**Written instruction:**
Scan the data. Collect each line that contains the word "CRUDE".

=-=-=

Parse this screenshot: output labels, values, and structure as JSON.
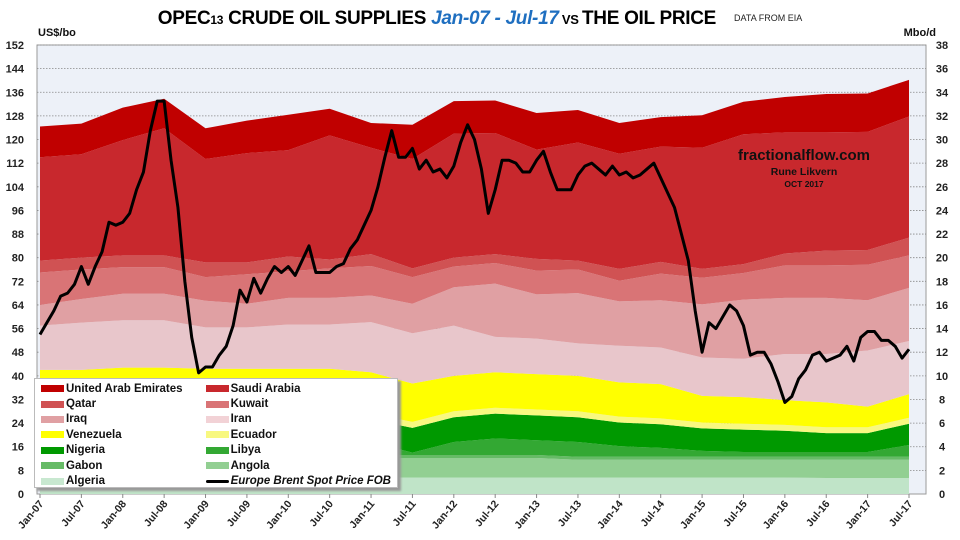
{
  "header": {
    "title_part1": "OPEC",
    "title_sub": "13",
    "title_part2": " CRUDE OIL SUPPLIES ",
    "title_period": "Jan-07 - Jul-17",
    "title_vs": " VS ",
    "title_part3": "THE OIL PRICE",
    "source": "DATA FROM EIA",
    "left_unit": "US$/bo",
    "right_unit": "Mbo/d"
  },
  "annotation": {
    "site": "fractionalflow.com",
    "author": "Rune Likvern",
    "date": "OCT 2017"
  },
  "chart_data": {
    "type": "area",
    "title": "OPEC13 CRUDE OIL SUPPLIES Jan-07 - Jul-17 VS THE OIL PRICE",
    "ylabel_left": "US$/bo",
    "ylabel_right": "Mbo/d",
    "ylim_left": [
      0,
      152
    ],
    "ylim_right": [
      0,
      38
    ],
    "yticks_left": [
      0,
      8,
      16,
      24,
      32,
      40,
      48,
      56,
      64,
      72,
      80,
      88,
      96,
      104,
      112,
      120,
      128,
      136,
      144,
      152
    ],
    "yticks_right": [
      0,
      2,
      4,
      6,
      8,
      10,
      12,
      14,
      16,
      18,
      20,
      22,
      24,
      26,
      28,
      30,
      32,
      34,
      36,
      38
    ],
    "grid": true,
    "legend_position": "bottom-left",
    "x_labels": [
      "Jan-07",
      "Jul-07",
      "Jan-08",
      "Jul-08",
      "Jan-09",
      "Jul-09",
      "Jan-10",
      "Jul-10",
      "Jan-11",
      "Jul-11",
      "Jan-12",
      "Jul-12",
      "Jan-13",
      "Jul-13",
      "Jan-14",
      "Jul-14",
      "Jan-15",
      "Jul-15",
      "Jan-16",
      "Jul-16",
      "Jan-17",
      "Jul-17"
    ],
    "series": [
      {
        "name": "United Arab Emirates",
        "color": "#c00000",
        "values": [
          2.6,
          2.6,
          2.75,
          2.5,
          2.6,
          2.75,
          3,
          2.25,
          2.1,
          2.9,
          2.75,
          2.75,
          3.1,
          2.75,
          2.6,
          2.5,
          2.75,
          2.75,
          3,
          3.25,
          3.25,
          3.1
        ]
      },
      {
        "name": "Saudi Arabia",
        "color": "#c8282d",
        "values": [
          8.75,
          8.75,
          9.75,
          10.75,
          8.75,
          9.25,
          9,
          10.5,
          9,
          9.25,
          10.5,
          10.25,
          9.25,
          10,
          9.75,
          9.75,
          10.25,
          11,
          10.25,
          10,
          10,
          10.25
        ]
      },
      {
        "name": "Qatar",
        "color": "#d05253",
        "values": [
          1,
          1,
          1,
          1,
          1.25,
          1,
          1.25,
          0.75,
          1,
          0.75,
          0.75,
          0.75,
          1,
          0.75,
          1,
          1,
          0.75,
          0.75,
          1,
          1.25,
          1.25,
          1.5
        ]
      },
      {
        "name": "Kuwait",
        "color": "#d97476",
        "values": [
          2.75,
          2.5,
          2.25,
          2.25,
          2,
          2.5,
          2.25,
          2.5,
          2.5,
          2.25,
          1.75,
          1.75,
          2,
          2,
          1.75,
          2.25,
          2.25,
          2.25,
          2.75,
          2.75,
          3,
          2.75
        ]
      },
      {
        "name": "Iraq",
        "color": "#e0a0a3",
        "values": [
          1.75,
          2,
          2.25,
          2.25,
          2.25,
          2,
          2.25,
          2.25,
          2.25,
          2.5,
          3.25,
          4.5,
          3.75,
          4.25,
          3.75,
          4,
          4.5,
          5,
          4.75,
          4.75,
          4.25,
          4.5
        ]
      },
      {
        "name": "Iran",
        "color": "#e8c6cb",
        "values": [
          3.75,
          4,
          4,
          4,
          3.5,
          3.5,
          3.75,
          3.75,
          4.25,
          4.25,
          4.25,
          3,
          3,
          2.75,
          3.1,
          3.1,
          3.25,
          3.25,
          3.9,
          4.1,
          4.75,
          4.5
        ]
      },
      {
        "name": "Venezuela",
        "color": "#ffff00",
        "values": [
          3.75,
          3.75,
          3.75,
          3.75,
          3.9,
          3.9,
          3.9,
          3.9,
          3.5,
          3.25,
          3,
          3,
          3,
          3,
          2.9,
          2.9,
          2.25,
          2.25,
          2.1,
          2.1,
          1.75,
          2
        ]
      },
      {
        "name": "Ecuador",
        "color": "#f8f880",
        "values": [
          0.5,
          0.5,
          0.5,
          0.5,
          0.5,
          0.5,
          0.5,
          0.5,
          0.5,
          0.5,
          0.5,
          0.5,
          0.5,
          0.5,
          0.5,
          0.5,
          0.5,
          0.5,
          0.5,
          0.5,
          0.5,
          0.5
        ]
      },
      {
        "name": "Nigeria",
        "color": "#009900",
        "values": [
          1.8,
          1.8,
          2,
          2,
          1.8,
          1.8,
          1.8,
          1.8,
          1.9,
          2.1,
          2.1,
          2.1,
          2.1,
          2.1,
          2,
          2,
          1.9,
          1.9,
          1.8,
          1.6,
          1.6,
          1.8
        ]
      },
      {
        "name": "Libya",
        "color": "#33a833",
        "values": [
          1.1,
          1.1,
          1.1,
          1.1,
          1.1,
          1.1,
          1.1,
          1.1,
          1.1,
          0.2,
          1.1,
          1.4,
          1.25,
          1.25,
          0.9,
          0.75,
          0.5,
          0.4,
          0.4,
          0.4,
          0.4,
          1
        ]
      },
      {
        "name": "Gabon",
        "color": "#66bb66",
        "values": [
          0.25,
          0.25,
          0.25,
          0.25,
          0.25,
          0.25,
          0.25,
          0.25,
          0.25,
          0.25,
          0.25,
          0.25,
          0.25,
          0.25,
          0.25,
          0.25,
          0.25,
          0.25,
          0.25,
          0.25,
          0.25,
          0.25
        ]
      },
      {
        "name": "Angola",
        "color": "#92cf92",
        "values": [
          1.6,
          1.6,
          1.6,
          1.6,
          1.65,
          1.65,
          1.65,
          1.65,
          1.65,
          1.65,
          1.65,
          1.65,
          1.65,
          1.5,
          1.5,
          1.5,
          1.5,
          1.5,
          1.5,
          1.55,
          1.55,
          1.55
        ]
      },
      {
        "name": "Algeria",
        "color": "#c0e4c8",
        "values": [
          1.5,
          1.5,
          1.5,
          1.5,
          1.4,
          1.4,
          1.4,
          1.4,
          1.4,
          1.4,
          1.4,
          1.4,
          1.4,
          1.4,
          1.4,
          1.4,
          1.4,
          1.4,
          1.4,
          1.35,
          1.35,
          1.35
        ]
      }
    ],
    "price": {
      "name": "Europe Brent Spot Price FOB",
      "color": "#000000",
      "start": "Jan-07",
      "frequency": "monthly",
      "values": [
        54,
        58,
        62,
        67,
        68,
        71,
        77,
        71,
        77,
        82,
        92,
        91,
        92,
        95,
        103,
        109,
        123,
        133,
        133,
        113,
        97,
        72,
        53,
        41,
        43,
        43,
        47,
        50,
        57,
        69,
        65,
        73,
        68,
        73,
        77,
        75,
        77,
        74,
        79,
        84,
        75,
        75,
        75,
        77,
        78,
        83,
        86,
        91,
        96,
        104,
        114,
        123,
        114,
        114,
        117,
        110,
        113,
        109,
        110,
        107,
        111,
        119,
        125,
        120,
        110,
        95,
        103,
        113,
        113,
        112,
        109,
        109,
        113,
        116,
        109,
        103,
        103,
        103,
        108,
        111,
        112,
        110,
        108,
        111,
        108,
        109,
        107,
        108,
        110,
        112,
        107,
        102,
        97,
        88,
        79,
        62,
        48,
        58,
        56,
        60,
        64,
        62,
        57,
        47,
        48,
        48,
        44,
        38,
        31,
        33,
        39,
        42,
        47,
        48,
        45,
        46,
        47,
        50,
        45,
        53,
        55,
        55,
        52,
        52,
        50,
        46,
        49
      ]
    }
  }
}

=-=-=

**Task answer:**
    "title_part2": " CRUDE OIL SUPPLIES ",
    "title": "OPEC13 CRUDE OIL SUPPLIES Jan-07 - Jul-17 VS THE OIL PRICE",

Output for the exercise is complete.